» **Task inputs**
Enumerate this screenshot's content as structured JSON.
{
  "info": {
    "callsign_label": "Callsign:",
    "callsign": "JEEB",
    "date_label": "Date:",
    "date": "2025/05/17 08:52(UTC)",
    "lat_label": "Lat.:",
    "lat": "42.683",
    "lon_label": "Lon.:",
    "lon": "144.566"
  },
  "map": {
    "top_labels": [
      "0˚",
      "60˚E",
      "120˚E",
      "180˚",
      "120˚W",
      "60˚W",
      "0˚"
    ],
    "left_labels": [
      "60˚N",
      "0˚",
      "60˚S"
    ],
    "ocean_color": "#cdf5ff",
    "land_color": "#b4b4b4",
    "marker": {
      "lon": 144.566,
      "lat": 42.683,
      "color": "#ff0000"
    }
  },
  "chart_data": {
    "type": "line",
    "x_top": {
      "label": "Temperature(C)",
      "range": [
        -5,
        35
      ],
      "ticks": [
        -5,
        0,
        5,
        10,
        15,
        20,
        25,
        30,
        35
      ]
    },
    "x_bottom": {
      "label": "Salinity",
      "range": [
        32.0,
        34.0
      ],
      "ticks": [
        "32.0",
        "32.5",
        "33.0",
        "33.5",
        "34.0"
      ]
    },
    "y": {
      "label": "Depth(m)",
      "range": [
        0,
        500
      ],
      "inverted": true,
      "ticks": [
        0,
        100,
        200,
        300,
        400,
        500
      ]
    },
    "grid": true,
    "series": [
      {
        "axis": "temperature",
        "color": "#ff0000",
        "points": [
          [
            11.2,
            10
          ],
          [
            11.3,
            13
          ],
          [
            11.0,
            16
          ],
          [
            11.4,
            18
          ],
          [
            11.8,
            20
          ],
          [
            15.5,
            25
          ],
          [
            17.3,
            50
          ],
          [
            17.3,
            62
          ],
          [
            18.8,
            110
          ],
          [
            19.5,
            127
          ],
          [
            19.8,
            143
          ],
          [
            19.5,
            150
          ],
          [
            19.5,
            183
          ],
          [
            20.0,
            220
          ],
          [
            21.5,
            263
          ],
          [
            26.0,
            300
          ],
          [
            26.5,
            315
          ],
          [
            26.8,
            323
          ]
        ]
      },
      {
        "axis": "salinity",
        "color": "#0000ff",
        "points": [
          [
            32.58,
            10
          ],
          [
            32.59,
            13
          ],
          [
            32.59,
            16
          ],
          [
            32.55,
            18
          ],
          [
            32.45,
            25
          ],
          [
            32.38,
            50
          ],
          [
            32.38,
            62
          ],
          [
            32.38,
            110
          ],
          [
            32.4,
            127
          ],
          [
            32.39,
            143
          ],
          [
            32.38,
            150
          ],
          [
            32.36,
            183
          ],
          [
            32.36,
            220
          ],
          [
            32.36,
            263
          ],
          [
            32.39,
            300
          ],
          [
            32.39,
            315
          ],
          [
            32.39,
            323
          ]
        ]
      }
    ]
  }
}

» **Problem to work on**
Copy out each record exactly as given, omitting none.

» **Correct result**
Enumerate this screenshot's content as structured JSON.
{
  "info": {
    "callsign_label": "Callsign:",
    "callsign": "JEEB",
    "date_label": "Date:",
    "date": "2025/05/17 08:52(UTC)",
    "lat_label": "Lat.:",
    "lat": "42.683",
    "lon_label": "Lon.:",
    "lon": "144.566"
  },
  "map": {
    "top_labels": [
      "0˚",
      "60˚E",
      "120˚E",
      "180˚",
      "120˚W",
      "60˚W",
      "0˚"
    ],
    "left_labels": [
      "60˚N",
      "0˚",
      "60˚S"
    ],
    "ocean_color": "#cdf5ff",
    "land_color": "#b4b4b4",
    "marker": {
      "lon": 144.566,
      "lat": 42.683,
      "color": "#ff0000"
    }
  },
  "chart_data": {
    "type": "line",
    "x_top": {
      "label": "Temperature(C)",
      "range": [
        -5,
        35
      ],
      "ticks": [
        -5,
        0,
        5,
        10,
        15,
        20,
        25,
        30,
        35
      ]
    },
    "x_bottom": {
      "label": "Salinity",
      "range": [
        32.0,
        34.0
      ],
      "ticks": [
        "32.0",
        "32.5",
        "33.0",
        "33.5",
        "34.0"
      ]
    },
    "y": {
      "label": "Depth(m)",
      "range": [
        0,
        500
      ],
      "inverted": true,
      "ticks": [
        0,
        100,
        200,
        300,
        400,
        500
      ]
    },
    "grid": true,
    "series": [
      {
        "axis": "temperature",
        "color": "#ff0000",
        "points": [
          [
            11.2,
            10
          ],
          [
            11.3,
            13
          ],
          [
            11.0,
            16
          ],
          [
            11.4,
            18
          ],
          [
            11.8,
            20
          ],
          [
            15.5,
            25
          ],
          [
            17.3,
            50
          ],
          [
            17.3,
            62
          ],
          [
            18.8,
            110
          ],
          [
            19.5,
            127
          ],
          [
            19.8,
            143
          ],
          [
            19.5,
            150
          ],
          [
            19.5,
            183
          ],
          [
            20.0,
            220
          ],
          [
            21.5,
            263
          ],
          [
            26.0,
            300
          ],
          [
            26.5,
            315
          ],
          [
            26.8,
            323
          ]
        ]
      },
      {
        "axis": "salinity",
        "color": "#0000ff",
        "points": [
          [
            32.58,
            10
          ],
          [
            32.59,
            13
          ],
          [
            32.59,
            16
          ],
          [
            32.55,
            18
          ],
          [
            32.45,
            25
          ],
          [
            32.38,
            50
          ],
          [
            32.38,
            62
          ],
          [
            32.38,
            110
          ],
          [
            32.4,
            127
          ],
          [
            32.39,
            143
          ],
          [
            32.38,
            150
          ],
          [
            32.36,
            183
          ],
          [
            32.36,
            220
          ],
          [
            32.36,
            263
          ],
          [
            32.39,
            300
          ],
          [
            32.39,
            315
          ],
          [
            32.39,
            323
          ]
        ]
      }
    ]
  }
}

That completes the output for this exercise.